Copy each line that has the string "group" somewhere in it.

[Start of DATA FOR THIS EXERCISE]

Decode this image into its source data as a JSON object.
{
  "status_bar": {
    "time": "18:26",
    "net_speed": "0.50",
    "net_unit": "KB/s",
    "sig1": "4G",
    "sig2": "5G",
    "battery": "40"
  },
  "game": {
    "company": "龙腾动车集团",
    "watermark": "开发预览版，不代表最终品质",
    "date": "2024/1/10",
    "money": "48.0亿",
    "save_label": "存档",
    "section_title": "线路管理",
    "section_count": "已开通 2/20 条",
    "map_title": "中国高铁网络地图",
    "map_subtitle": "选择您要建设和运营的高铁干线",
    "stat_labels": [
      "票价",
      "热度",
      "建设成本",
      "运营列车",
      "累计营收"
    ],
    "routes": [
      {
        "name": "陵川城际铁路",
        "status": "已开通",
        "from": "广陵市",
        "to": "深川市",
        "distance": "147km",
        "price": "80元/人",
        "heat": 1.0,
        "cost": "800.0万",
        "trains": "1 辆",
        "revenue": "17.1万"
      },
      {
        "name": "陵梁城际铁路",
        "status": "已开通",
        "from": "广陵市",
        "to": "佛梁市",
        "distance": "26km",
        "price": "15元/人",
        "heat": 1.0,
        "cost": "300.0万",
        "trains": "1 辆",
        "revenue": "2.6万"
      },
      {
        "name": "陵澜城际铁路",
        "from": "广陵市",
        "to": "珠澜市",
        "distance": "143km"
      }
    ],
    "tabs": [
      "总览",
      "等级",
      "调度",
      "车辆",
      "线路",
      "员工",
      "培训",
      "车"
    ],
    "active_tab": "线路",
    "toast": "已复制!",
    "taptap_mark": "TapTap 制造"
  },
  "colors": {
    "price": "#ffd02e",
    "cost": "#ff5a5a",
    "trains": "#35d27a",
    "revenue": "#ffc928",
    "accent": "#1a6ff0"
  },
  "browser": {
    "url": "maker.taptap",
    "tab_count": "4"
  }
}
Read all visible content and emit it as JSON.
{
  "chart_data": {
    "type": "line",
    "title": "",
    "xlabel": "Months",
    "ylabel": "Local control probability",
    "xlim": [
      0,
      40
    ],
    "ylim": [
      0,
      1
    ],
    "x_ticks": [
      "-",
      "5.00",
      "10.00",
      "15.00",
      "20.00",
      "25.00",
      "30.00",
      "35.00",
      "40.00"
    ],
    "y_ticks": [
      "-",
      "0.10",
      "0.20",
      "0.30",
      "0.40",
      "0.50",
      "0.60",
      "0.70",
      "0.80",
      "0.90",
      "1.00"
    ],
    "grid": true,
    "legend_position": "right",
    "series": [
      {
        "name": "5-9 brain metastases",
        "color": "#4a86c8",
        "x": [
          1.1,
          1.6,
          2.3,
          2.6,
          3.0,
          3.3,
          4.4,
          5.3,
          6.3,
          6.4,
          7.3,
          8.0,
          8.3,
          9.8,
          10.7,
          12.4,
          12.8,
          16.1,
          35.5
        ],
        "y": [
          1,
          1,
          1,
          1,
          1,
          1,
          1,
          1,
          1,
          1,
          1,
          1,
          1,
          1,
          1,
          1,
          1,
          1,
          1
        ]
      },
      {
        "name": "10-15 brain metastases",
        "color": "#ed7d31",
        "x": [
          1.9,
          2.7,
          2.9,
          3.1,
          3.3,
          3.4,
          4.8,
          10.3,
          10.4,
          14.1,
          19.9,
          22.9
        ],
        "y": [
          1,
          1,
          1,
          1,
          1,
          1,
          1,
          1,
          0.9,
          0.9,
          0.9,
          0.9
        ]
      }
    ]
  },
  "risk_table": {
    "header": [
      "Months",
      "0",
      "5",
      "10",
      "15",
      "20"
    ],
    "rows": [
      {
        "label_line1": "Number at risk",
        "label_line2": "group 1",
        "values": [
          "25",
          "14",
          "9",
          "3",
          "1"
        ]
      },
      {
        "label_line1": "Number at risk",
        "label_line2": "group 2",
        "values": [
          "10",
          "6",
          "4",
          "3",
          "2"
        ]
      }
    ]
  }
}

[End of DATA FOR THIS EXERCISE]

◆ RESULT:
        "label_line2": "group 1",
        "label_line2": "group 2",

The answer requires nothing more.